▶ _WHAT TO PRODUCE_
Transcribe the material word for word, but without the images.

▶ _SOURCE DATA_

========

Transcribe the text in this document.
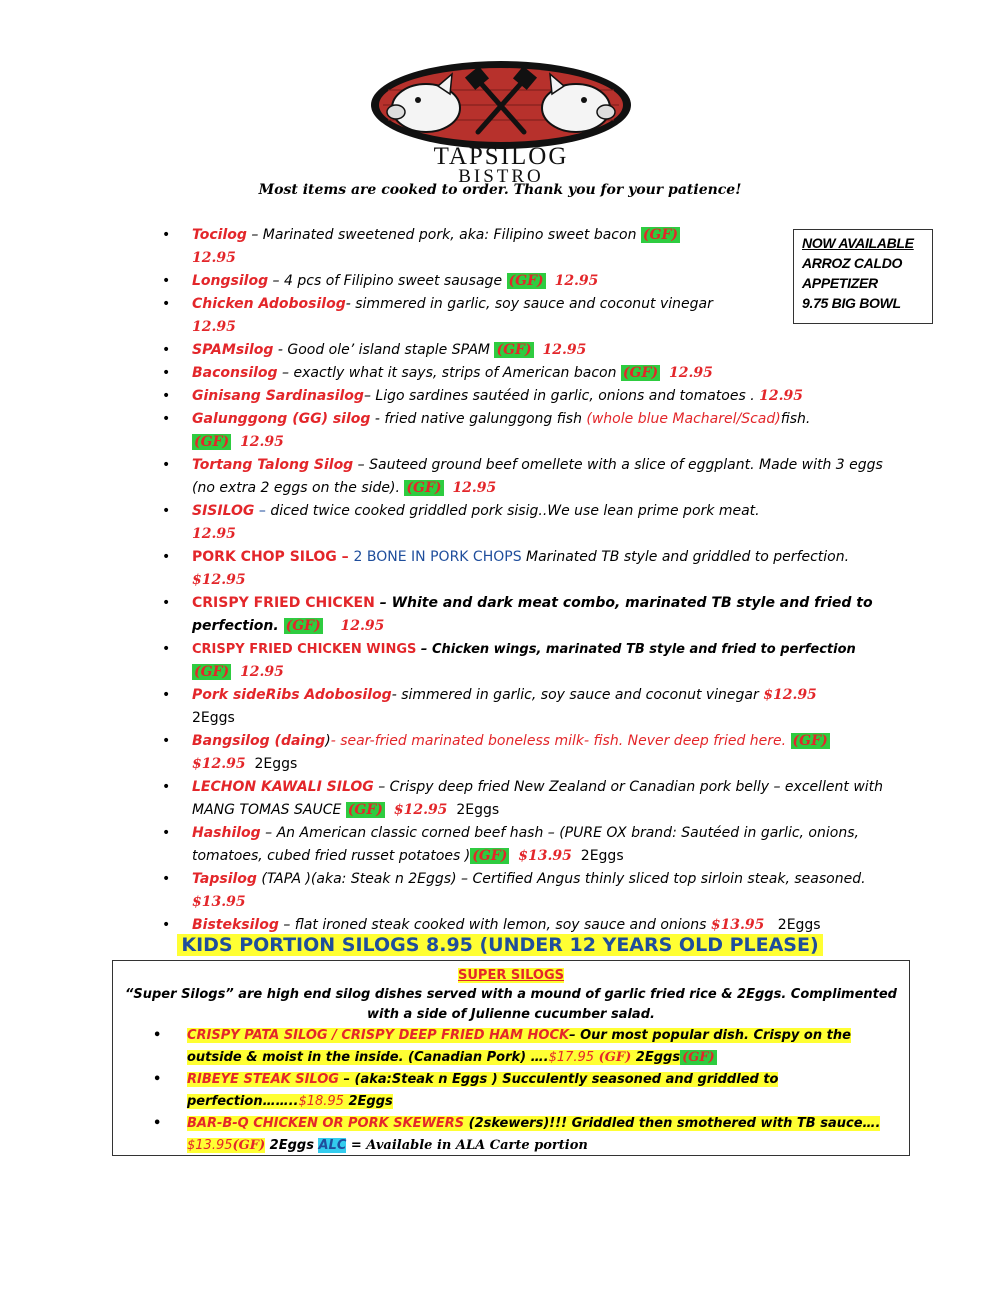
TAPSILOG
BISTRO
Most items are cooked to order. Thank you for your patience!
NOW AVAILABLE
ARROZ CALDO
APPETIZER
9.75 BIG BOWL
• Tocilog – Marinated sweetened pork, aka: Filipino sweet bacon (GF)
12.95
• Longsilog – 4 pcs of Filipino sweet sausage (GF) 12.95
• Chicken Adobosilog- simmered in garlic, soy sauce and coconut vinegar
12.95
• SPAMsilog - Good ole’ island staple SPAM (GF) 12.95
• Baconsilog – exactly what it says, strips of American bacon (GF) 12.95
• Ginisang Sardinasilog– Ligo sardines sautéed in garlic, onions and tomatoes . 12.95
• Galunggong (GG) silog - fried native galunggong fish (whole blue Macharel/Scad)fish.
(GF) 12.95
• Tortang Talong Silog – Sauteed ground beef omellete with a slice of eggplant. Made with 3 eggs (no extra 2 eggs on the side). (GF) 12.95
• SISILOG – diced twice cooked griddled pork sisig..We use lean prime pork meat.
12.95
• PORK CHOP SILOG – 2 BONE IN PORK CHOPS Marinated TB style and griddled to perfection. $12.95
• CRISPY FRIED CHICKEN – White and dark meat combo, marinated TB style and fried to perfection. (GF) 12.95
• CRISPY FRIED CHICKEN WINGS – Chicken wings, marinated TB style and fried to perfection
(GF) 12.95
• Pork sideRibs Adobosilog- simmered in garlic, soy sauce and coconut vinegar $12.95
2Eggs
• Bangsilog (daing)- sear-fried marinated boneless milk- fish. Never deep fried here. (GF)
$12.95 2Eggs
• LECHON KAWALI SILOG – Crispy deep fried New Zealand or Canadian pork belly – excellent with MANG TOMAS SAUCE (GF) $12.95 2Eggs
• Hashilog – An American classic corned beef hash – (PURE OX brand: Sautéed in garlic, onions, tomatoes, cubed fried russet potatoes ) (GF) $13.95 2Eggs
• Tapsilog (TAPA )(aka: Steak n 2Eggs) – Certified Angus thinly sliced top sirloin steak, seasoned. $13.95
• Bisteksilog – flat ironed steak cooked with lemon, soy sauce and onions $13.95 2Eggs
KIDS PORTION SILOGS 8.95 (UNDER 12 YEARS OLD PLEASE)
SUPER SILOGS
“Super Silogs” are high end silog dishes served with a mound of garlic fried rice & 2Eggs. Complimented with a side of Julienne cucumber salad.
• CRISPY PATA SILOG / CRISPY DEEP FRIED HAM HOCK– Our most popular dish. Crispy on the outside & moist in the inside. (Canadian Pork) ….$17.95 (GF) 2Eggs (GF)
• RIBEYE STEAK SILOG – (aka:Steak n Eggs ) Succulently seasoned and griddled to perfection……..$18.95 2Eggs
• BAR-B-Q CHICKEN OR PORK SKEWERS (2skewers)!!! Griddled then smothered with TB sauce…. $13.95(GF) 2Eggs ALC = Available in ALA Carte portion
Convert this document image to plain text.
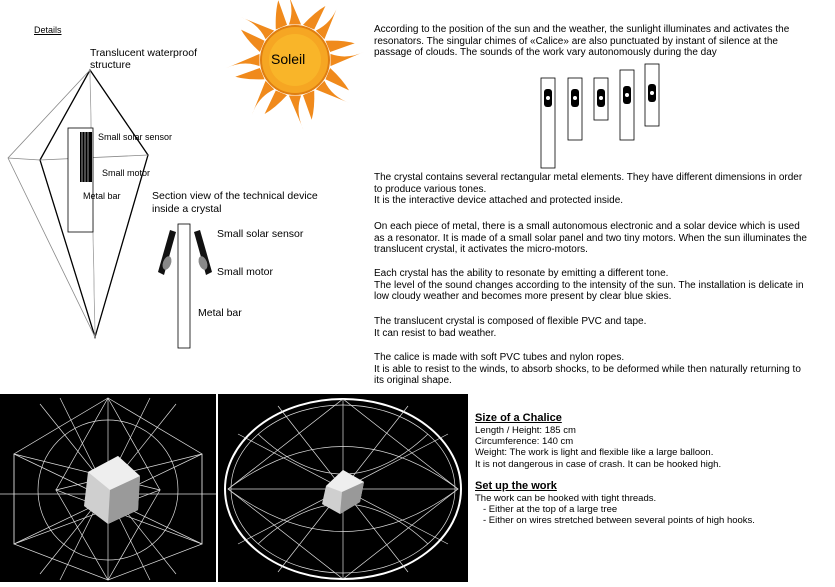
Details
Translucent waterproof structure
Small solar sensor
Small motor
Metal bar	Section view of the technical device inside a crystal
Small solar sensor
Small motor
Metal bar
Soleil
According to the position of the sun and the weather, the sunlight illuminates and activates the resonators. The singular chimes of «Calice» are also punctuated by instant of silence at the passage of clouds. The sounds of the work vary autonomously during the day
The crystal contains several rectangular metal elements. They have different dimensions in order to produce various tones.
It is the interactive device attached and protected inside.
On each piece of metal, there is a small autonomous electronic and a solar device which is used as a resonator. It is made of a small solar panel and two tiny motors. When the sun illuminates the translucent crystal, it activates the micro-motors.
Each crystal has the ability to resonate by emitting a different tone.
The level of the sound changes according to the intensity of the sun. The installation is delicate in low cloudy weather and becomes more present by clear blue skies.
The translucent crystal is composed of flexible PVC and tape.
It can resist to bad weather.
The calice is made with soft PVC tubes and nylon ropes.
It is able to resist to the winds, to absorb shocks, to be deformed while then naturally returning to its original shape.
Size of a Chalice
Length / Height: 185 cm
Circumference: 140 cm
Weight: The work is light and flexible like a large balloon.
It is not dangerous in case of crash. It can be hooked high.
Set up the work
The work can be hooked with tight threads.
- Either at the top of a large tree
- Either on wires stretched between several points of high hooks.
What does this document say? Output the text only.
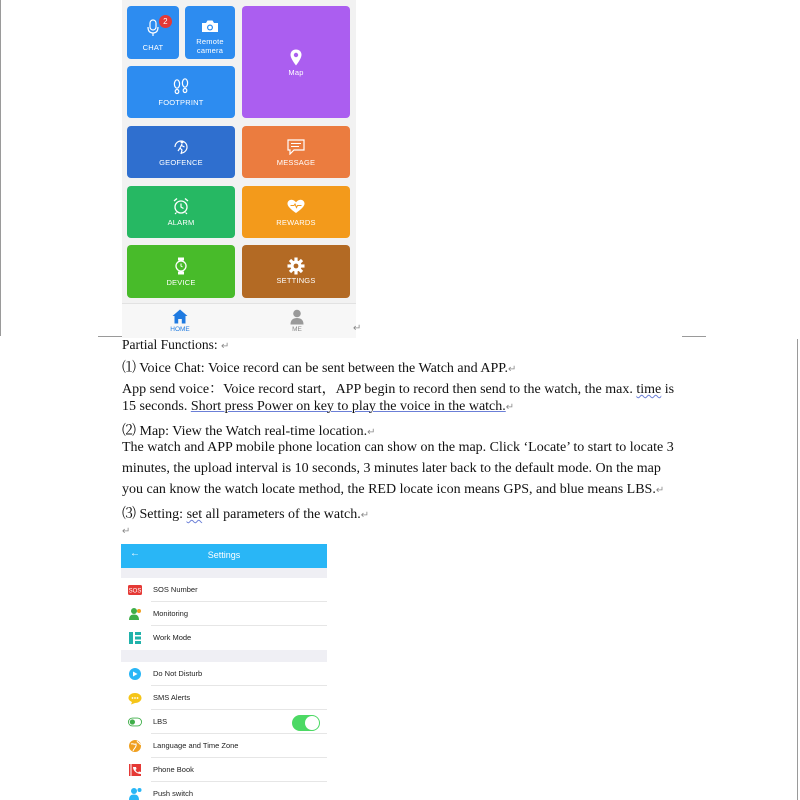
2
CHAT
Remote
camera
Map
FOOTPRINT
GEOFENCE	MESSAGE
ALARM	REWARDS
DEVICE	SETTINGS
HOME	ME	↵
Partial Functions: ↵
⑴ Voice Chat: Voice record can be sent between the Watch and APP.↵
App send voice：Voice record start，APP begin to record then send to the watch, the max. time is
15 seconds. Short press Power on key to play the voice in the watch.↵
⑵ Map: View the Watch real-time location.↵
The watch and APP mobile phone location can show on the map. Click ‘Locate’ to start to locate 3
minutes, the upload interval is 10 seconds, 3 minutes later back to the default mode. On the map
you can know the watch locate method, the RED locate icon means GPS, and blue means LBS.↵
⑶ Setting: set all parameters of the watch.↵
↵
←	Settings
SOS SOS Number
Monitoring
Work Mode
Do Not Disturb
SMS Alerts
LBS
Language and Time Zone
Phone Book
Push switch
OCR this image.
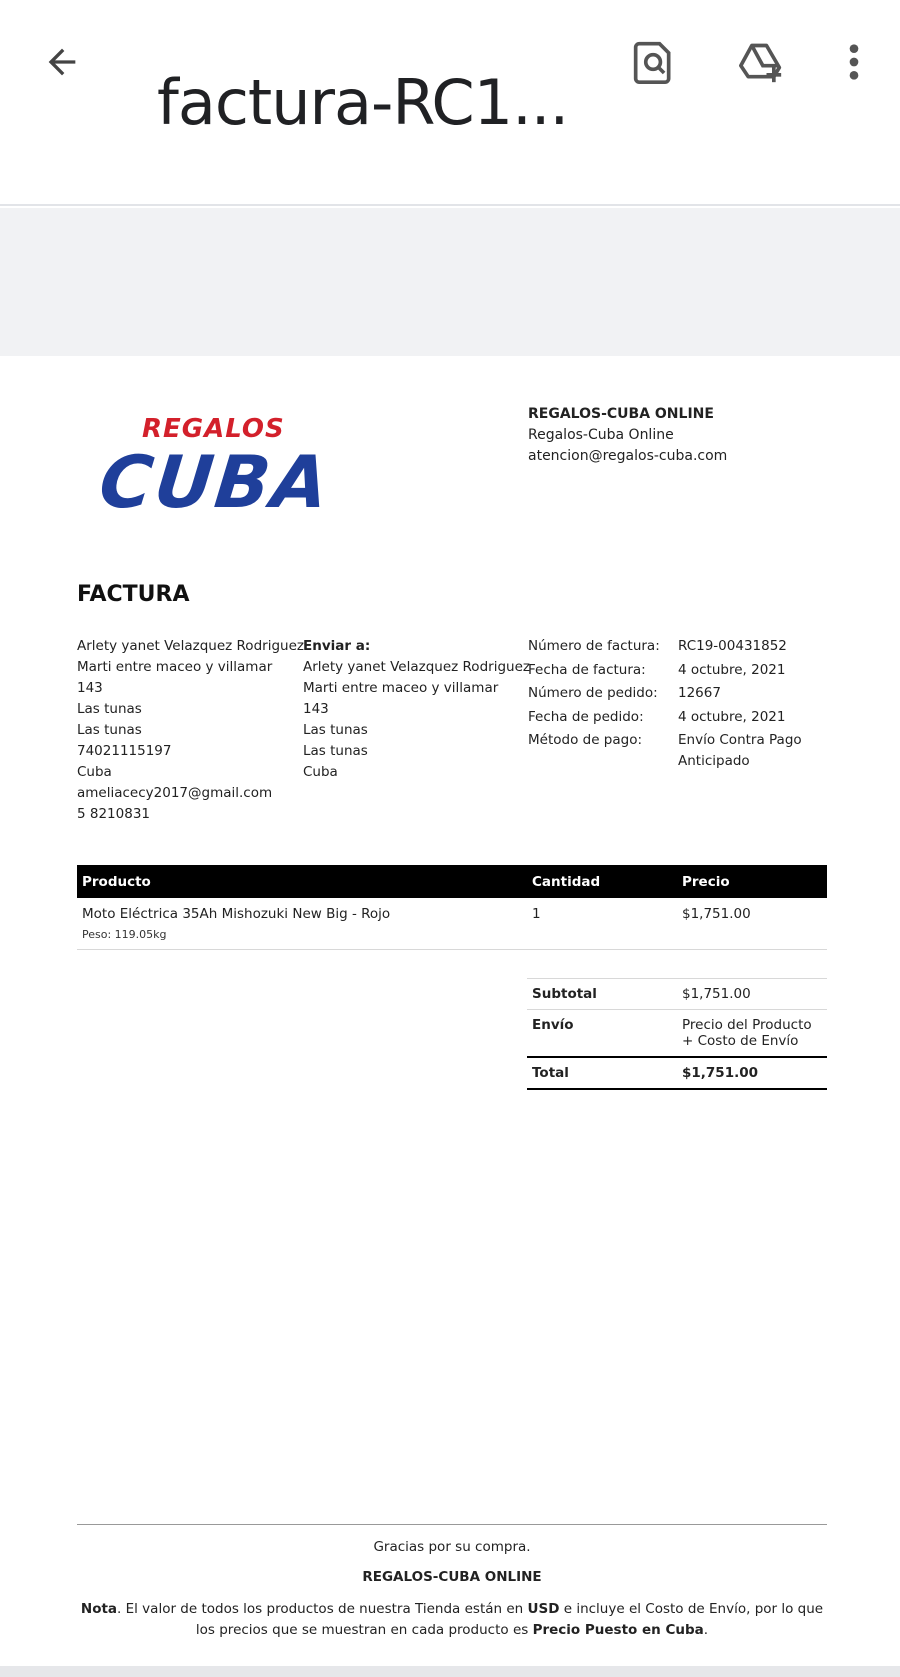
factura-RC1...
REGALOS
CUBA
REGALOS-CUBA ONLINE
Regalos-Cuba Online
atencion@regalos-cuba.com
FACTURA
Arlety yanet Velazquez Rodriguez
Marti entre maceo y villamar
143
Las tunas
Las tunas
74021115197
Cuba
ameliacecy2017@gmail.com
5 8210831
Enviar a:
Arlety yanet Velazquez Rodriguez
Marti entre maceo y villamar
143
Las tunas
Las tunas
Cuba
Número de factura:	RC19-00431852
Fecha de factura:	4 octubre, 2021
Número de pedido:	12667
Fecha de pedido:	4 octubre, 2021
Método de pago:	Envío Contra Pago Anticipado
Producto	Cantidad	Precio

Moto Eléctrica 35Ah Mishozuki New Big - Rojo
Peso: 119.05kg	1	$1,751.00
Subtotal	$1,751.00
Envío	Precio del Producto + Costo de Envío
Total	$1,751.00
Gracias por su compra.
REGALOS-CUBA ONLINE
Nota. El valor de todos los productos de nuestra Tienda están en USD e incluye el Costo de Envío, por lo que los precios que se muestran en cada producto es Precio Puesto en Cuba.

========

▶ _RIGHT ANSWER_
Transcribe the text in this document.
TAPSILOG
BISTRO
Most items are cooked to order. Thank you for your patience!
NOW AVAILABLE
ARROZ CALDO
APPETIZER
9.75 BIG BOWL
• Tocilog – Marinated sweetened pork, aka: Filipino sweet bacon (GF)
12.95
• Longsilog – 4 pcs of Filipino sweet sausage (GF) 12.95
• Chicken Adobosilog- simmered in garlic, soy sauce and coconut vinegar
12.95
• SPAMsilog - Good ole’ island staple SPAM (GF) 12.95
• Baconsilog – exactly what it says, strips of American bacon (GF) 12.95
• Ginisang Sardinasilog– Ligo sardines sautéed in garlic, onions and tomatoes . 12.95
• Galunggong (GG) silog - fried native galunggong fish (whole blue Macharel/Scad)fish.
(GF) 12.95
• Tortang Talong Silog – Sauteed ground beef omellete with a slice of eggplant. Made with 3 eggs (no extra 2 eggs on the side). (GF) 12.95
• SISILOG – diced twice cooked griddled pork sisig..We use lean prime pork meat.
12.95
• PORK CHOP SILOG – 2 BONE IN PORK CHOPS Marinated TB style and griddled to perfection. $12.95
• CRISPY FRIED CHICKEN – White and dark meat combo, marinated TB style and fried to perfection. (GF) 12.95
• CRISPY FRIED CHICKEN WINGS – Chicken wings, marinated TB style and fried to perfection
(GF) 12.95
• Pork sideRibs Adobosilog- simmered in garlic, soy sauce and coconut vinegar $12.95
2Eggs
• Bangsilog (daing)- sear-fried marinated boneless milk- fish. Never deep fried here. (GF)
$12.95 2Eggs
• LECHON KAWALI SILOG – Crispy deep fried New Zealand or Canadian pork belly – excellent with MANG TOMAS SAUCE (GF) $12.95 2Eggs
• Hashilog – An American classic corned beef hash – (PURE OX brand: Sautéed in garlic, onions, tomatoes, cubed fried russet potatoes ) (GF) $13.95 2Eggs
• Tapsilog (TAPA )(aka: Steak n 2Eggs) – Certified Angus thinly sliced top sirloin steak, seasoned. $13.95
• Bisteksilog – flat ironed steak cooked with lemon, soy sauce and onions $13.95 2Eggs
KIDS PORTION SILOGS 8.95 (UNDER 12 YEARS OLD PLEASE)
SUPER SILOGS
“Super Silogs” are high end silog dishes served with a mound of garlic fried rice & 2Eggs. Complimented with a side of Julienne cucumber salad.
• CRISPY PATA SILOG / CRISPY DEEP FRIED HAM HOCK– Our most popular dish. Crispy on the outside & moist in the inside. (Canadian Pork) ….$17.95 (GF) 2Eggs (GF)
• RIBEYE STEAK SILOG – (aka:Steak n Eggs ) Succulently seasoned and griddled to perfection……..$18.95 2Eggs
• BAR-B-Q CHICKEN OR PORK SKEWERS (2skewers)!!! Griddled then smothered with TB sauce…. $13.95(GF) 2Eggs ALC = Available in ALA Carte portion
Convert this document image to plain text.
Details
Translucent waterproof structure
Small solar sensor
Small motor
Metal bar	Section view of the technical device inside a crystal
Small solar sensor
Small motor
Metal bar
Soleil
According to the position of the sun and the weather, the sunlight illuminates and activates the resonators. The singular chimes of «Calice» are also punctuated by instant of silence at the passage of clouds. The sounds of the work vary autonomously during the day
The crystal contains several rectangular metal elements. They have different dimensions in order to produce various tones.
It is the interactive device attached and protected inside.
On each piece of metal, there is a small autonomous electronic and a solar device which is used as a resonator. It is made of a small solar panel and two tiny motors. When the sun illuminates the translucent crystal, it activates the micro-motors.
Each crystal has the ability to resonate by emitting a different tone.
The level of the sound changes according to the intensity of the sun. The installation is delicate in low cloudy weather and becomes more present by clear blue skies.
The translucent crystal is composed of flexible PVC and tape.
It can resist to bad weather.
The calice is made with soft PVC tubes and nylon ropes.
It is able to resist to the winds, to absorb shocks, to be deformed while then naturally returning to its original shape.
Size of a Chalice
Length / Height: 185 cm
Circumference: 140 cm
Weight: The work is light and flexible like a large balloon.
It is not dangerous in case of crash. It can be hooked high.
Set up the work
The work can be hooked with tight threads.
- Either at the top of a large tree
- Either on wires stretched between several points of high hooks.
What does this document say? Output the text only.
2
CHAT
Remote
camera
Map
FOOTPRINT
GEOFENCE	MESSAGE
ALARM	REWARDS
DEVICE	SETTINGS
HOME	ME	↵
Partial Functions: ↵
⑴ Voice Chat: Voice record can be sent between the Watch and APP.↵
App send voice：Voice record start，APP begin to record then send to the watch, the max. time is
15 seconds. Short press Power on key to play the voice in the watch.↵
⑵ Map: View the Watch real-time location.↵
The watch and APP mobile phone location can show on the map. Click ‘Locate’ to start to locate 3
minutes, the upload interval is 10 seconds, 3 minutes later back to the default mode. On the map
you can know the watch locate method, the RED locate icon means GPS, and blue means LBS.↵
⑶ Setting: set all parameters of the watch.↵
↵
←	Settings
SOS SOS Number
Monitoring
Work Mode
Do Not Disturb
SMS Alerts
LBS
Language and Time Zone
Phone Book
Push switch
OCR this image.
factura-RC1...
REGALOS
CUBA
REGALOS-CUBA ONLINE
Regalos-Cuba Online
atencion@regalos-cuba.com
FACTURA
Arlety yanet Velazquez Rodriguez
Marti entre maceo y villamar
143
Las tunas
Las tunas
74021115197
Cuba
ameliacecy2017@gmail.com
5 8210831
Enviar a:
Arlety yanet Velazquez Rodriguez
Marti entre maceo y villamar
143
Las tunas
Las tunas
Cuba
Número de factura:	RC19-00431852
Fecha de factura:	4 octubre, 2021
Número de pedido:	12667
Fecha de pedido:	4 octubre, 2021
Método de pago:	Envío Contra Pago Anticipado
Producto	Cantidad	Precio

Moto Eléctrica 35Ah Mishozuki New Big - Rojo
Peso: 119.05kg	1	$1,751.00
Subtotal	$1,751.00
Envío	Precio del Producto + Costo de Envío
Total	$1,751.00
Gracias por su compra.
REGALOS-CUBA ONLINE
Nota. El valor de todos los productos de nuestra Tienda están en USD e incluye el Costo de Envío, por lo que los precios que se muestran en cada producto es Precio Puesto en Cuba.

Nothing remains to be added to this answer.